**Stated goal:** Verbatim output of all the material below is required.

**Extracted entries:**

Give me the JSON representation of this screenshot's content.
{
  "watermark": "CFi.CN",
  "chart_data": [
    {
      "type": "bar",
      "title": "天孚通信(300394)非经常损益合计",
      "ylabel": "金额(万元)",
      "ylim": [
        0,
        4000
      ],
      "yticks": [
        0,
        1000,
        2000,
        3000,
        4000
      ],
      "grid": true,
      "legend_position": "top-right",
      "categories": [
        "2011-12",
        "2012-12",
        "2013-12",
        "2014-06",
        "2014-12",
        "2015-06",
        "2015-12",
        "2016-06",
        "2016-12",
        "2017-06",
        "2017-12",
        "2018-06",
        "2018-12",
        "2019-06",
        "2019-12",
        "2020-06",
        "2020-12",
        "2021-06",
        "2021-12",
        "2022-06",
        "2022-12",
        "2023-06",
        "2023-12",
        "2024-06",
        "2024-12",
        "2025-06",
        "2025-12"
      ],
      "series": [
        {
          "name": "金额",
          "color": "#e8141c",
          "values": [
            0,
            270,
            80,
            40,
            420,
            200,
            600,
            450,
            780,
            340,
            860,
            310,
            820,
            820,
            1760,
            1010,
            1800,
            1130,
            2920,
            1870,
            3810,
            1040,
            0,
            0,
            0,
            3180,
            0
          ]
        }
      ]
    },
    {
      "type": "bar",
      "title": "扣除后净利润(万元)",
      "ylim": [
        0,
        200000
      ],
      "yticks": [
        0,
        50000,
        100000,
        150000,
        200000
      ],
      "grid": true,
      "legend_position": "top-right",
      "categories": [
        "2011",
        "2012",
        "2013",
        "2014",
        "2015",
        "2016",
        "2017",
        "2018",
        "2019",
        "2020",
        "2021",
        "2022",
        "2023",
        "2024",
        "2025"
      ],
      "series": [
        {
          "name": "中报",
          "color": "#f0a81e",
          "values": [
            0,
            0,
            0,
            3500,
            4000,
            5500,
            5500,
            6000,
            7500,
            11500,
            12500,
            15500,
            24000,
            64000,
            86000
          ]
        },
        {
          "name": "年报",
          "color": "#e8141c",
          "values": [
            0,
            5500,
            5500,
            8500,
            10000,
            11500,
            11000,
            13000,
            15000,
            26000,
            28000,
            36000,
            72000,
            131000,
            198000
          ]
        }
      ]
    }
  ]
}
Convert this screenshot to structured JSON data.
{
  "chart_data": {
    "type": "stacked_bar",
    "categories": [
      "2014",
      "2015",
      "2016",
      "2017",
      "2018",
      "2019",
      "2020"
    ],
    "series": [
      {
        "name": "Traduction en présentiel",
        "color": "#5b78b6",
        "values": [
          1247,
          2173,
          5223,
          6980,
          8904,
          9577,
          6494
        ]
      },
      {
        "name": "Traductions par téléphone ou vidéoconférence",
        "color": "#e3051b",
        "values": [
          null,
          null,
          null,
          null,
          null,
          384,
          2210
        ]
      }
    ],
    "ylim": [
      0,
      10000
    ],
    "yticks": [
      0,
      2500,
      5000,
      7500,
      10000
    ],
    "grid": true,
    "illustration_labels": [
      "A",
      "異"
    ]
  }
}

**Exercise output:**
Give me the JSON representation of this screenshot's content.
{
  "watermark": "CFi.CN",
  "chart_data": [
    {
      "type": "bar",
      "title": "天孚通信(300394)非经常损益合计",
      "ylabel": "金额(万元)",
      "ylim": [
        0,
        4000
      ],
      "yticks": [
        0,
        1000,
        2000,
        3000,
        4000
      ],
      "grid": true,
      "legend_position": "top-right",
      "categories": [
        "2011-12",
        "2012-12",
        "2013-12",
        "2014-06",
        "2014-12",
        "2015-06",
        "2015-12",
        "2016-06",
        "2016-12",
        "2017-06",
        "2017-12",
        "2018-06",
        "2018-12",
        "2019-06",
        "2019-12",
        "2020-06",
        "2020-12",
        "2021-06",
        "2021-12",
        "2022-06",
        "2022-12",
        "2023-06",
        "2023-12",
        "2024-06",
        "2024-12",
        "2025-06",
        "2025-12"
      ],
      "series": [
        {
          "name": "金额",
          "color": "#e8141c",
          "values": [
            0,
            270,
            80,
            40,
            420,
            200,
            600,
            450,
            780,
            340,
            860,
            310,
            820,
            820,
            1760,
            1010,
            1800,
            1130,
            2920,
            1870,
            3810,
            1040,
            0,
            0,
            0,
            3180,
            0
          ]
        }
      ]
    },
    {
      "type": "bar",
      "title": "扣除后净利润(万元)",
      "ylim": [
        0,
        200000
      ],
      "yticks": [
        0,
        50000,
        100000,
        150000,
        200000
      ],
      "grid": true,
      "legend_position": "top-right",
      "categories": [
        "2011",
        "2012",
        "2013",
        "2014",
        "2015",
        "2016",
        "2017",
        "2018",
        "2019",
        "2020",
        "2021",
        "2022",
        "2023",
        "2024",
        "2025"
      ],
      "series": [
        {
          "name": "中报",
          "color": "#f0a81e",
          "values": [
            0,
            0,
            0,
            3500,
            4000,
            5500,
            5500,
            6000,
            7500,
            11500,
            12500,
            15500,
            24000,
            64000,
            86000
          ]
        },
        {
          "name": "年报",
          "color": "#e8141c",
          "values": [
            0,
            5500,
            5500,
            8500,
            10000,
            11500,
            11000,
            13000,
            15000,
            26000,
            28000,
            36000,
            72000,
            131000,
            198000
          ]
        }
      ]
    }
  ]
}
Convert this screenshot to structured JSON data.
{
  "chart_data": {
    "type": "stacked_bar",
    "categories": [
      "2014",
      "2015",
      "2016",
      "2017",
      "2018",
      "2019",
      "2020"
    ],
    "series": [
      {
        "name": "Traduction en présentiel",
        "color": "#5b78b6",
        "values": [
          1247,
          2173,
          5223,
          6980,
          8904,
          9577,
          6494
        ]
      },
      {
        "name": "Traductions par téléphone ou vidéoconférence",
        "color": "#e3051b",
        "values": [
          null,
          null,
          null,
          null,
          null,
          384,
          2210
        ]
      }
    ],
    "ylim": [
      0,
      10000
    ],
    "yticks": [
      0,
      2500,
      5000,
      7500,
      10000
    ],
    "grid": true,
    "illustration_labels": [
      "A",
      "異"
    ]
  }
}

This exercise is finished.